Data listing —

● ● ● ● ●

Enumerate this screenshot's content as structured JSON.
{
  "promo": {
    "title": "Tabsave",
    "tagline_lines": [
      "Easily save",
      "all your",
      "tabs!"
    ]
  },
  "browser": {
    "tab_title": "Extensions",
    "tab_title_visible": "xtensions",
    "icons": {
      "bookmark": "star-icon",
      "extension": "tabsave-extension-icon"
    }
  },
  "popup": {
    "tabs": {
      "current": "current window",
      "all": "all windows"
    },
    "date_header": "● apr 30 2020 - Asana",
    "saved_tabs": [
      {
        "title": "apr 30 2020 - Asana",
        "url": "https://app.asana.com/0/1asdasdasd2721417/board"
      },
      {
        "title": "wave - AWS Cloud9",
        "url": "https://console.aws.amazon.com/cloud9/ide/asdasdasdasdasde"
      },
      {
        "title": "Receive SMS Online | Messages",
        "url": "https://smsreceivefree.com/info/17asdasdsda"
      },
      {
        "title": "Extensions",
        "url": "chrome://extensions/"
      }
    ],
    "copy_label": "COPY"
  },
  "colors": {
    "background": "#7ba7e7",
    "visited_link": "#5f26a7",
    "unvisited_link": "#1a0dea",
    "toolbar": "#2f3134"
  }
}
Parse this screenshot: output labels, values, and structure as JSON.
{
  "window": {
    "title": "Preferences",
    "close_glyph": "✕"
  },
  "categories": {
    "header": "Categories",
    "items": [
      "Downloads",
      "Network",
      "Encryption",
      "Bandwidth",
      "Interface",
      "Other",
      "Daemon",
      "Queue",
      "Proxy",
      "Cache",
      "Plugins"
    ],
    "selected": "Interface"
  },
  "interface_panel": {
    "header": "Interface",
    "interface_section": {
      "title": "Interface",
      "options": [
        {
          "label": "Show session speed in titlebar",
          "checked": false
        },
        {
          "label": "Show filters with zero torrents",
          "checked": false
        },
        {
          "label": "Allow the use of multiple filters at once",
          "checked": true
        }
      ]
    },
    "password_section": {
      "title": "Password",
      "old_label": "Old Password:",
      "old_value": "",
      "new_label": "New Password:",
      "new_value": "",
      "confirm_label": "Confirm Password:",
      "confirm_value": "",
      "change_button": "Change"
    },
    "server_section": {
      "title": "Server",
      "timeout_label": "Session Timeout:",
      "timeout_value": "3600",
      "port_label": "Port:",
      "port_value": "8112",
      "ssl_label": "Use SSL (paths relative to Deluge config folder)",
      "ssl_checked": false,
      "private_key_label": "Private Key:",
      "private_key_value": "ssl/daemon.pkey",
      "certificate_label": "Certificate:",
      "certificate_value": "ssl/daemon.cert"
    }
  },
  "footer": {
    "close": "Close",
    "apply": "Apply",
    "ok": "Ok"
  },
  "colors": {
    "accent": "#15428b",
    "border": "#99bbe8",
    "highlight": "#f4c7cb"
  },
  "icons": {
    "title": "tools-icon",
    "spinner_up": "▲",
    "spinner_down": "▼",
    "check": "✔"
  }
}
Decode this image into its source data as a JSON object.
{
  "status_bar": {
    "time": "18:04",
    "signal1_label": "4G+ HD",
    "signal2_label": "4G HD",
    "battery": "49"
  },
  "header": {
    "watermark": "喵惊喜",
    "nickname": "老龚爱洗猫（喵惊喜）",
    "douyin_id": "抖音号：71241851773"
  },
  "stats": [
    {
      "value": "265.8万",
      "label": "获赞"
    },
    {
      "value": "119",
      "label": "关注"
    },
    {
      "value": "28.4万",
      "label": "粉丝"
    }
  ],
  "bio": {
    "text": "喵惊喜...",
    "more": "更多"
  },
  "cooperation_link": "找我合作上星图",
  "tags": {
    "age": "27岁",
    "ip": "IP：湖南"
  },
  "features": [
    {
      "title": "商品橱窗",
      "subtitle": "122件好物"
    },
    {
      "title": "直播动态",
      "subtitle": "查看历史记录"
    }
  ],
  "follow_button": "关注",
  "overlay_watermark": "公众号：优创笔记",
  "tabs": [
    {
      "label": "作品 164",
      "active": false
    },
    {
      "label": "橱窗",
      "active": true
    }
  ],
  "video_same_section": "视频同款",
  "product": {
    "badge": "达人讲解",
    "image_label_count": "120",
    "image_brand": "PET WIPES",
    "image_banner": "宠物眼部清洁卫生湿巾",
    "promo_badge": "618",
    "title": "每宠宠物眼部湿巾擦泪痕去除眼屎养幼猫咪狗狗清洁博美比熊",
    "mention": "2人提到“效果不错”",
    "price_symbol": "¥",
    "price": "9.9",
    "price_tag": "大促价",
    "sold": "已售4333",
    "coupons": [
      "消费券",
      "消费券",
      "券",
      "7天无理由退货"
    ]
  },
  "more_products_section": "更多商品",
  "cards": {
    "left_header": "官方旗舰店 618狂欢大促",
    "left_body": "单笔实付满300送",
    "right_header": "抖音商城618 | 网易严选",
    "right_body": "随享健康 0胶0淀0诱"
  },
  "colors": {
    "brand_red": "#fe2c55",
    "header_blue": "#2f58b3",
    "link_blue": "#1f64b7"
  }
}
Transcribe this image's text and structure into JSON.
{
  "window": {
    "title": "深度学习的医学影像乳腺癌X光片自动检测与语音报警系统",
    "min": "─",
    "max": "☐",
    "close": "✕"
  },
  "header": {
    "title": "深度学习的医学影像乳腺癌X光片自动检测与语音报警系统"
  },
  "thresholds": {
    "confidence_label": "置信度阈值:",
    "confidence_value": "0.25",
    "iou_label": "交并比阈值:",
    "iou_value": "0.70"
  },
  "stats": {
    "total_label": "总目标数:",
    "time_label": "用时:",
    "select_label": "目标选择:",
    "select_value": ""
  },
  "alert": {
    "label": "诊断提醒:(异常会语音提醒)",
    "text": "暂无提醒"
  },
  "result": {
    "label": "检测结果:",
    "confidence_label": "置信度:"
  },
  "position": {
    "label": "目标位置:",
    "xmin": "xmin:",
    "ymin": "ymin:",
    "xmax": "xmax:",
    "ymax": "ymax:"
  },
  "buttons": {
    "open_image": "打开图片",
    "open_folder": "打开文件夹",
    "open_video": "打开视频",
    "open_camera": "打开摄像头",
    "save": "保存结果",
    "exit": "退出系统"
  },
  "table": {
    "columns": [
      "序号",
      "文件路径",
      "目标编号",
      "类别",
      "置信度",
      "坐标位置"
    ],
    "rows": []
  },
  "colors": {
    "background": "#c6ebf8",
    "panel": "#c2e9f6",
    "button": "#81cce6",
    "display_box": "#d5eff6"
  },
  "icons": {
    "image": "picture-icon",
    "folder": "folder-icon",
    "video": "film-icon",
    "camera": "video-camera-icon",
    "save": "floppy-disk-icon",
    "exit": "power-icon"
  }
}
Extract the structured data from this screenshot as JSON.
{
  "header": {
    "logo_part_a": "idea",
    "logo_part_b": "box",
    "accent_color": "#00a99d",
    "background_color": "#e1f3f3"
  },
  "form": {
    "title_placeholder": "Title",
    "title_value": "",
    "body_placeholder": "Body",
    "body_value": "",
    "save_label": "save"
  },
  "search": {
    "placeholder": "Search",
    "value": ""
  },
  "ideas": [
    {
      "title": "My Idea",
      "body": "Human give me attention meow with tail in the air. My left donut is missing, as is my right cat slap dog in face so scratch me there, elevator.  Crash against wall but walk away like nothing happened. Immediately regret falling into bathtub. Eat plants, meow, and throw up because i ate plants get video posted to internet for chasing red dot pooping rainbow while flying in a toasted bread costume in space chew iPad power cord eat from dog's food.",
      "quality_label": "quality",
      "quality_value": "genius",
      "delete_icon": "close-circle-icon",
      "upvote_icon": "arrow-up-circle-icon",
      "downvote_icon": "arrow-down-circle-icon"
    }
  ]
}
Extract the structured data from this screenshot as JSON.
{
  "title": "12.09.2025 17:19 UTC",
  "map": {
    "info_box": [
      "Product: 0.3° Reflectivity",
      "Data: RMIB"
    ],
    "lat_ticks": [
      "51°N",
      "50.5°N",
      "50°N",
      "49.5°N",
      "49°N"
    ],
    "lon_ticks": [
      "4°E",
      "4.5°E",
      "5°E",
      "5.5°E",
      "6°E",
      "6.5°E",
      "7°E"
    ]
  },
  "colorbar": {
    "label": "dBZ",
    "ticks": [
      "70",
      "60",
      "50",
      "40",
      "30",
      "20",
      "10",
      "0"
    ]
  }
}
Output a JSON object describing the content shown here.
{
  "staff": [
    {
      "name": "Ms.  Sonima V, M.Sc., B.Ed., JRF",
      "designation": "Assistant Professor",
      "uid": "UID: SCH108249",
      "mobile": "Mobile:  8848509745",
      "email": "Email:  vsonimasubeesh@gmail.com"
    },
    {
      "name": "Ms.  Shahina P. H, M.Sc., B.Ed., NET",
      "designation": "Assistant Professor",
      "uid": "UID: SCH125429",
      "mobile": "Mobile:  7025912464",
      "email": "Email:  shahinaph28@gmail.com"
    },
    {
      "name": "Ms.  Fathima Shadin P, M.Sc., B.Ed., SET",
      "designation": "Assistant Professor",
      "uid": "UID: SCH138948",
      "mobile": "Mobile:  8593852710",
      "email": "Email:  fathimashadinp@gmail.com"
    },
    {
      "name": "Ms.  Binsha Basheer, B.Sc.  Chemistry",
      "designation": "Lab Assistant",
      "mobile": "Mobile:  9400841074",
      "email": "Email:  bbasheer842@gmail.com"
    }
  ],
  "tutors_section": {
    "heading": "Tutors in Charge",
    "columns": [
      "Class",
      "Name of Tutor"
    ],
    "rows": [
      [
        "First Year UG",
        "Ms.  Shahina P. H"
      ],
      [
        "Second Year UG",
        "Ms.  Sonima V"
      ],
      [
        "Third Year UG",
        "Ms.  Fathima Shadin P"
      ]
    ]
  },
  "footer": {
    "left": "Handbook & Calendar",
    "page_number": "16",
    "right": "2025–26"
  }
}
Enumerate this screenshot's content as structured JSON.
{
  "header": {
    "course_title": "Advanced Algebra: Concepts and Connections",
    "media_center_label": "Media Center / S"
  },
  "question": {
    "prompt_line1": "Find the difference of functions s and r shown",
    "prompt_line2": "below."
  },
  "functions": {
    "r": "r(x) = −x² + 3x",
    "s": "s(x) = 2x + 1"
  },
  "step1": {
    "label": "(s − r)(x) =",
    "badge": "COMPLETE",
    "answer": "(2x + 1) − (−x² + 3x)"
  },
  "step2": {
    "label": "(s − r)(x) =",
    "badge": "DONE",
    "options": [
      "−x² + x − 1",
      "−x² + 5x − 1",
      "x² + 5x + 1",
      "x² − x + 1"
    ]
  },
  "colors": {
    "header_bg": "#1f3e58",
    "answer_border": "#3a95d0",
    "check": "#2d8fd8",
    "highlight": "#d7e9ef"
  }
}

● ● ● ● ●

Problem description — Filter the records down to the lines that contain the string "arrow", and copy those lines.

Complete answer —
      "upvote_icon": "arrow-up-circle-icon",
      "downvote_icon": "arrow-down-circle-icon"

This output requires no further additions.